Items from a dataset:
------------------------
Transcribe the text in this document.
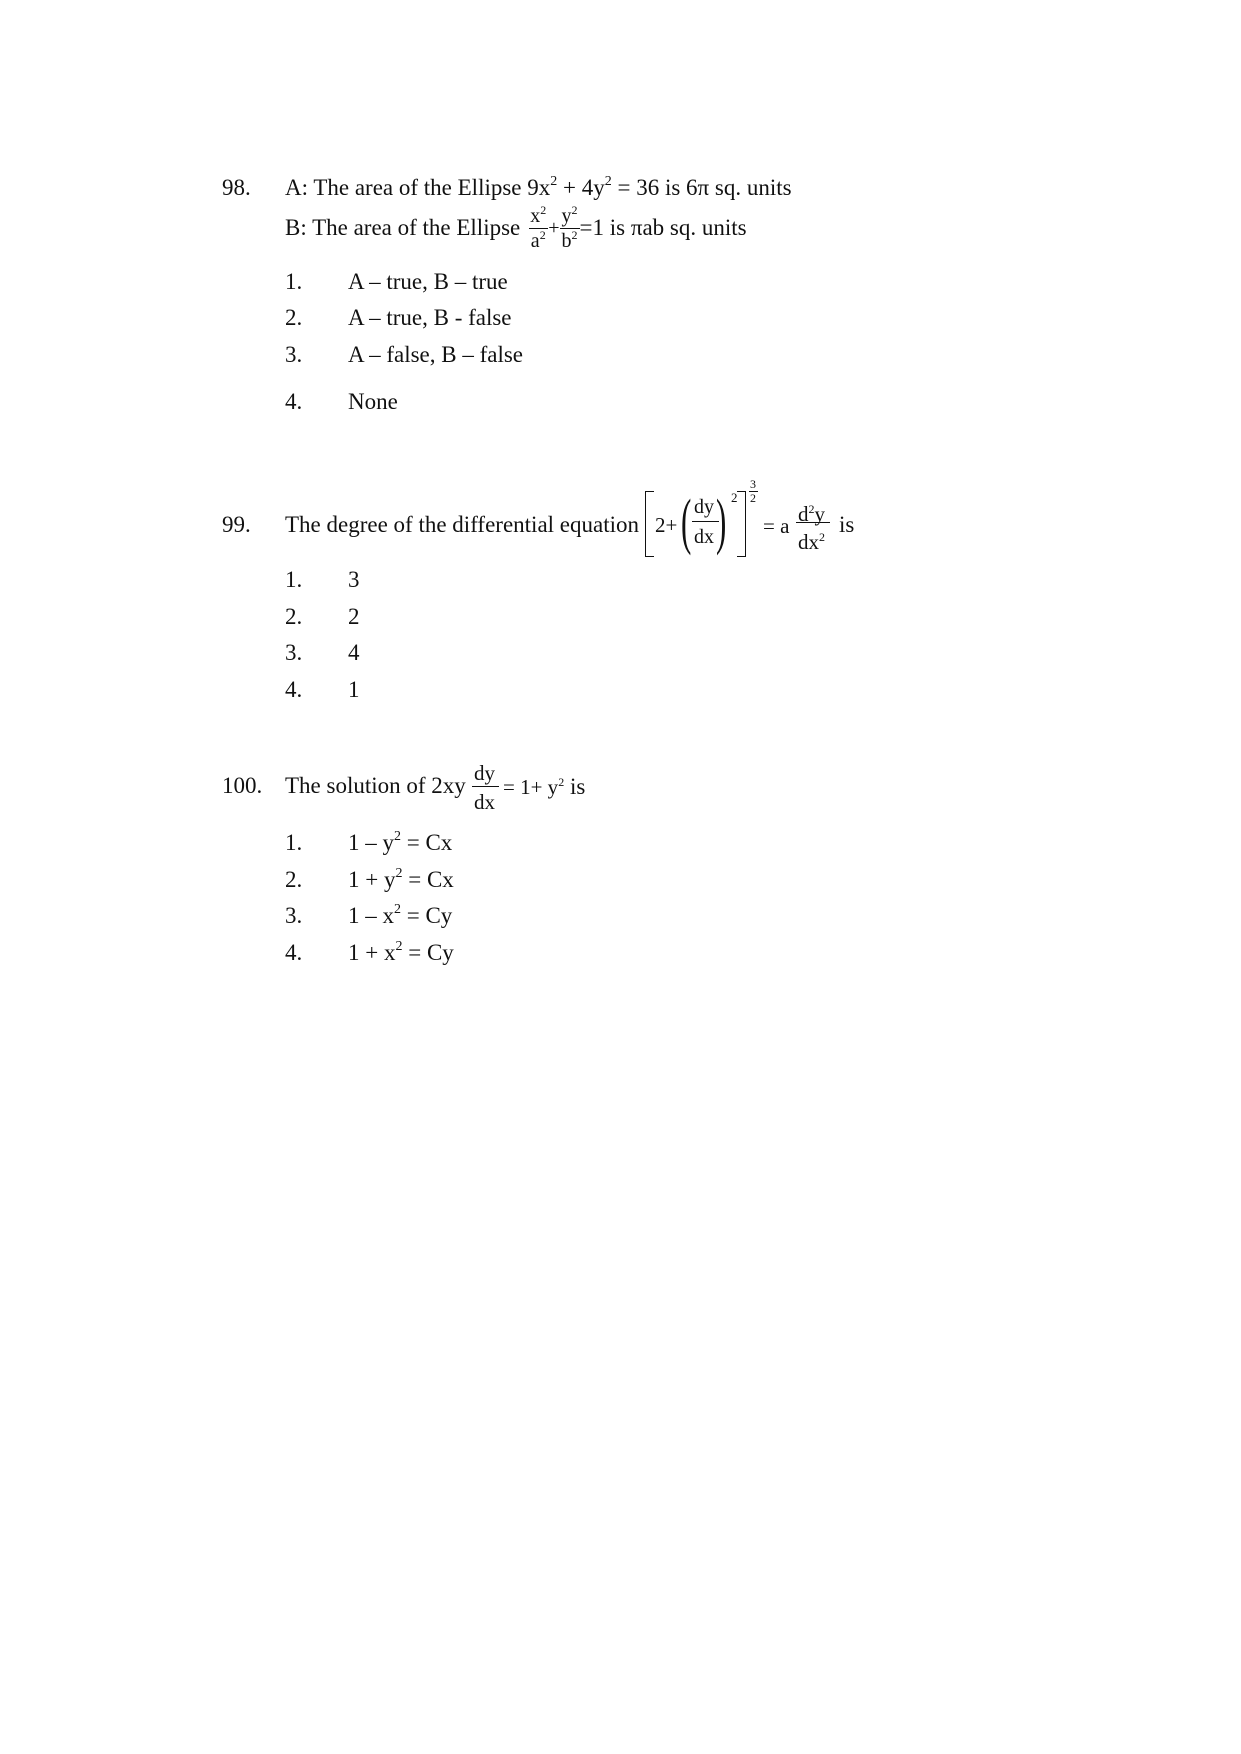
98. A: The area of the Ellipse $9x^2 + 4y^2 = 36$ is 6π sq. units
B: The area of the Ellipse $\frac{x^2}{a^2} + \frac{y^2}{b^2} =1$ is πab sq. units
1. A – true, B – true
2. A – true, B - false
3. A – false, B – false
4. None
99. The degree of the differential equation 2+ ( dy
dx ) 2
3
2
= a $d^2y$
$dx^2$ is
1. 3
2. 2
3. 4
4. 1
100. The solution of 2xy dy
dx
= $1+ y^2$ is
1. $1 - y^2 = Cx$
2. $1 + y^2 = Cx$
3. $1 - x^2 = Cy$
4. $1 + x^2 = Cy$
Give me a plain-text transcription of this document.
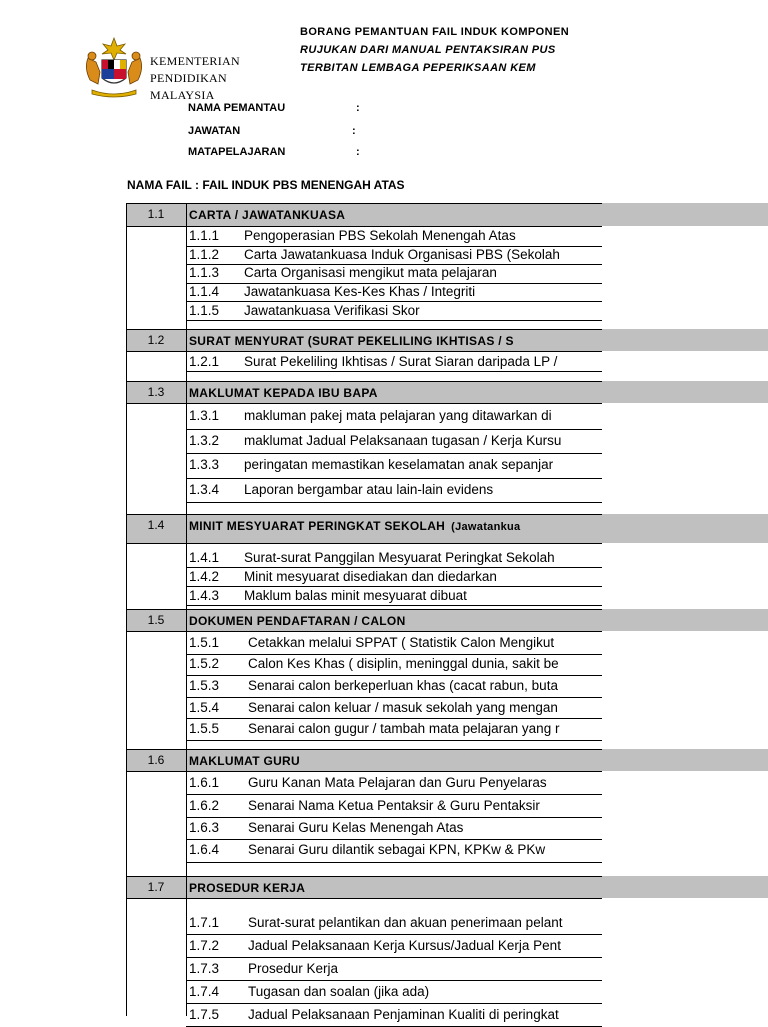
BORANG PEMANTUAN FAIL INDUK KOMPONEN
RUJUKAN DARI MANUAL PENTAKSIRAN PUS
TERBITAN LEMBAGA PEPERIKSAAN KEM
KEMENTERIAN
PENDIDIKAN
MALAYSIA
NAMA PEMANTAU	:
JAWATAN	:
MATAPELAJARAN	:
NAMA FAIL : FAIL INDUK PBS MENENGAH ATAS
1.1	CARTA / JAWATANKUASA
1.1.1 Pengoperasian PBS Sekolah Menengah Atas
1.1.2 Carta Jawatankuasa Induk Organisasi PBS (Sekolah
1.1.3 Carta Organisasi mengikut mata pelajaran
1.1.4 Jawatankuasa Kes-Kes Khas / Integriti
1.1.5 Jawatankuasa Verifikasi Skor
1.2	SURAT MENYURAT (SURAT PEKELILING IKHTISAS / S
1.2.1 Surat Pekeliling Ikhtisas / Surat Siaran daripada LP /
1.3	MAKLUMAT KEPADA IBU BAPA
1.3.1 makluman pakej mata pelajaran yang ditawarkan di
1.3.2 maklumat Jadual Pelaksanaan tugasan / Kerja Kursu
1.3.3 peringatan memastikan keselamatan anak sepanjar
1.3.4 Laporan bergambar atau lain-lain evidens
1.4	MINIT MESYUARAT PERINGKAT SEKOLAH (Jawatankua
1.4.1 Surat-surat Panggilan Mesyuarat Peringkat Sekolah
1.4.2 Minit mesyuarat disediakan dan diedarkan
1.4.3 Maklum balas minit mesyuarat dibuat
1.5	DOKUMEN PENDAFTARAN / CALON
1.5.1 Cetakkan melalui SPPAT ( Statistik Calon Mengikut
1.5.2 Calon Kes Khas ( disiplin, meninggal dunia, sakit be
1.5.3 Senarai calon berkeperluan khas (cacat rabun, buta
1.5.4 Senarai calon keluar / masuk sekolah yang mengan
1.5.5 Senarai calon gugur / tambah mata pelajaran yang r
1.6	MAKLUMAT GURU
1.6.1 Guru Kanan Mata Pelajaran dan Guru Penyelaras
1.6.2 Senarai Nama Ketua Pentaksir & Guru Pentaksir
1.6.3 Senarai Guru Kelas Menengah Atas
1.6.4 Senarai Guru dilantik sebagai KPN, KPKw & PKw
1.7	PROSEDUR KERJA
1.7.1 Surat-surat pelantikan dan akuan penerimaan pelant
1.7.2 Jadual Pelaksanaan Kerja Kursus/Jadual Kerja Pent
1.7.3 Prosedur Kerja
1.7.4 Tugasan dan soalan (jika ada)
1.7.5 Jadual Pelaksanaan Penjaminan Kualiti di peringkat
------------------------
The exercise: Gather each line from the listing above that holds "units".

Finished answer:
98. A: The area of the Ellipse $9x^2 + 4y^2 = 36$ is 6π sq. units
B: The area of the Ellipse $\frac{x^2}{a^2} + \frac{y^2}{b^2} =1$ is πab sq. units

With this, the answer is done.